**WORK TO COMPLETE:** Copy down every line where the string "Determine" shows up.
▬▬▬▬▬▬▬▬▬▬
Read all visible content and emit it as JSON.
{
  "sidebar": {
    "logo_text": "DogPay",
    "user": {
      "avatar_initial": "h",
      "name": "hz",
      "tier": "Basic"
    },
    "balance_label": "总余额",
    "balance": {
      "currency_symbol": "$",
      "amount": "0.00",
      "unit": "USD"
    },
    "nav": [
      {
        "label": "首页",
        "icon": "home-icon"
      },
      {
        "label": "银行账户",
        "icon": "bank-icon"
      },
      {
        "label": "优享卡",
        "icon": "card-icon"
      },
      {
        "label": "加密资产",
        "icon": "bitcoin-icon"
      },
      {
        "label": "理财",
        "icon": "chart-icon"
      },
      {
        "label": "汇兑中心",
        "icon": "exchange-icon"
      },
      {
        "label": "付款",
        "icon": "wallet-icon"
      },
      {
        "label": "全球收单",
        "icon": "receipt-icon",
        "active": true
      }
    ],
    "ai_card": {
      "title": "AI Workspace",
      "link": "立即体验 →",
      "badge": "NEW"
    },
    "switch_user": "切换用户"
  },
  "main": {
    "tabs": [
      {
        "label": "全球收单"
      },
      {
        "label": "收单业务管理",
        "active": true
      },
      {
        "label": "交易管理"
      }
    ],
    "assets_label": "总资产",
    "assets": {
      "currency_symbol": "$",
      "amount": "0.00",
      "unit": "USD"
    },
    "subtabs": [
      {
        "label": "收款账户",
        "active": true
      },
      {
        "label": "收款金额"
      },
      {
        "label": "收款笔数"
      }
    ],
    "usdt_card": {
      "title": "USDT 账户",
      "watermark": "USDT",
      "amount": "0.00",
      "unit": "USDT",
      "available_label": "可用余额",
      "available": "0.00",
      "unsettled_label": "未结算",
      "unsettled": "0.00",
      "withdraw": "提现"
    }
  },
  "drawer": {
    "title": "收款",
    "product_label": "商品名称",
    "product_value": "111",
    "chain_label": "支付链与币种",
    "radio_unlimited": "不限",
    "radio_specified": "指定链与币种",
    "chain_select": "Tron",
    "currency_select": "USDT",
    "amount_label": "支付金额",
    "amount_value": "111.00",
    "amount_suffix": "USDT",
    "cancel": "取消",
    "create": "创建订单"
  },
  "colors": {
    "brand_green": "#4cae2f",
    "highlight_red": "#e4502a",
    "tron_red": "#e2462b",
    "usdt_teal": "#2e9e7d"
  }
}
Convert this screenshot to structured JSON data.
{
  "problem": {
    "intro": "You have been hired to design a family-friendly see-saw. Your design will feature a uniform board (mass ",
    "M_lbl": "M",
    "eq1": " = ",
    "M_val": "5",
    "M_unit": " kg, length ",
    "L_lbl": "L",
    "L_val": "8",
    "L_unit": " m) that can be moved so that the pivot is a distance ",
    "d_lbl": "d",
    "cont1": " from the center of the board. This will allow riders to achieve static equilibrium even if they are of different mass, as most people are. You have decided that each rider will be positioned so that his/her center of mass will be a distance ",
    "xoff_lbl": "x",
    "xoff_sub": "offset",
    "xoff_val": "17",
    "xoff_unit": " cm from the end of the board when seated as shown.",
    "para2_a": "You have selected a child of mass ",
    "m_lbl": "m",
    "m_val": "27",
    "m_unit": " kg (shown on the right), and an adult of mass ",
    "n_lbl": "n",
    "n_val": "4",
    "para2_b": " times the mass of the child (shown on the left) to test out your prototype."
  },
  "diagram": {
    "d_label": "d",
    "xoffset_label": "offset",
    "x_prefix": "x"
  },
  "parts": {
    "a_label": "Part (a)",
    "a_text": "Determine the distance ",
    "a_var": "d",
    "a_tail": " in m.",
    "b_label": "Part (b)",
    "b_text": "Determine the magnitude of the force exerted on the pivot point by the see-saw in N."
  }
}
▬▬▬▬▬▬▬▬▬▬
**COMPLETED TASK:**
    "a_text": "Determine the distance ",
    "b_text": "Determine the magnitude of the force exerted on the pivot point by the see-saw in N."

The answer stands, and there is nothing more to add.